--- Verilen metin ---

6. Kitengela Camı (Kenya)

Sanat, bazen çölün ortasında çiçek açar. 1970’lerde Alman sanatçı Nani Croze, Nairobi Ulusal Parkı’nın tam karşısındaki ıssız bir alanda sanat eserleri inşa etmeye başladı. Gölgeleme yapmak amacıyla heykel yapan başka birini duydunuz mu hiç?
Kitengela zamanla sadece bir sanat alanı değil, aynı zamanda bir topluluk ve yaşam mekanı haline geldi. Camdan yapılmış ejderhalar, rengarenk devler, pencere kenarına gizlenmiş figürler… Her köşesi adeta masal gibi.
Ayrıca Kitengela yalnızca bir sanat projesi değil, toplumsal fayda için kurulmuş bir oluşum. Tüm malzemeler geri dönüştürülürken, yerel halk projelere dâhil ediliyor, hastanelerle işbirliği yapılıyor. Kitengela’da konaklamak da mümkün, ama unutmayın; etrafta babunlar, maymunlar ve bolca doğa var!
7. Vigeland Heykel Parkı (Norveç)

İnsan bedeni… O kadar alıştığımız bir şey ki, en küçük orantısızlığı bile fark ederiz. İşte Norveçli heykeltıraş Gustav Vigeland da bu duygudan yararlanarak 20 yıl boyunca yalnızca insan figürlerine odaklanan bir park yaratmayı başardı!

---

» Talimatlar ve koşullar
Yukarıdaki sanat parkları metnini lütfen son cümlesinden sonra gelecek kısımla sürdürün.

--- Veri içeriği ---

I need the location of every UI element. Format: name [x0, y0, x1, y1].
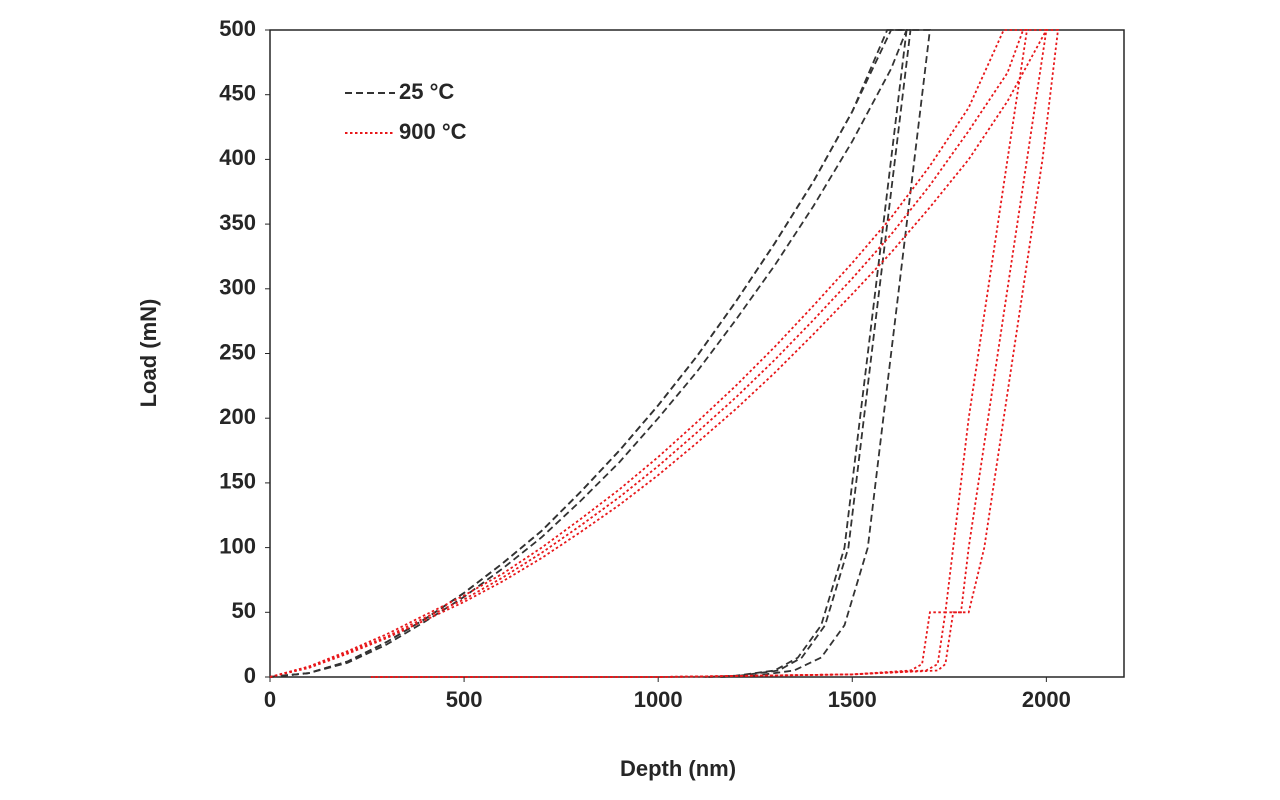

---

» Yanıt
Oslo’daki Vigeland Parkı, 200’den fazla bronz ve granit heykelle doludur. Bunların her biri insanın gündelik hallerini ve duygularını temsil ediyor: el ele tutuşan çiftler, oyun oynayan çocuklar ve hatta “bebekler tarafından saldırıya uğrayan adam” gibi ilginç kompozisyonlar! Her bir heykel o kadar gerçekçi ve duygusal ki, kendinizi onların birinin yerine koymanız mümkün.
Parkın merkezindeki devasa “Monolit” tam 14 metre uzunluğunda olup, 121 insan bedeninin iç içe geçmiş haliyle oluşturulmuştur. Anlamı mı? İnsanlığın ilahi olana ulaşma arzusudur… Oyulması tam 14 yıl sürdü, dile kolay!
Bir diğer ikonik eser olan “Yaşam Çarkı” ise sonsuzluğu simgeliyor: dört insan figürü ve bir bebek, daire içinde ahenkle dönüyor. Vigeland hayatı boyunca bu parkı geliştirip şekillendirmiş; bugünse burası Oslo halkı için hem meditasyon alanı hem de keyifli bir piknik yeri haline gelmiştir.
8. Victor’s Way Heykel Bahçesi (İrlanda)

İrlanda’nın yemyeşil ormanlarında, hiç beklemediğiniz bir yerde karşınıza Hindu tanrıları, iskelet gibi Buda figürleri ve zihnini ikiye bölen adam heykelleri çıkarsa, şaşırmayın; çünkü burası Victor’s Way!
Burası çocukların eğlenmesi için değil, yaşamın anlamını sorgulamak için yaratılmış. Sahibi şöyle diyor: “28 yaş üstü için düşündüm burayı. Düşünmeyi ve sorgulamayı isteyenler için.”
9. Gibbs Çiftliği (Yeni Zelanda)

Şimdi dikkatli olun! Çünkü sizi Yeni Zelanda’da devasa tepelerle dolu bir çiftliğe götürüyoruz ama burası sıradan bir tarla değil; burası dev heykellerin ülkesi!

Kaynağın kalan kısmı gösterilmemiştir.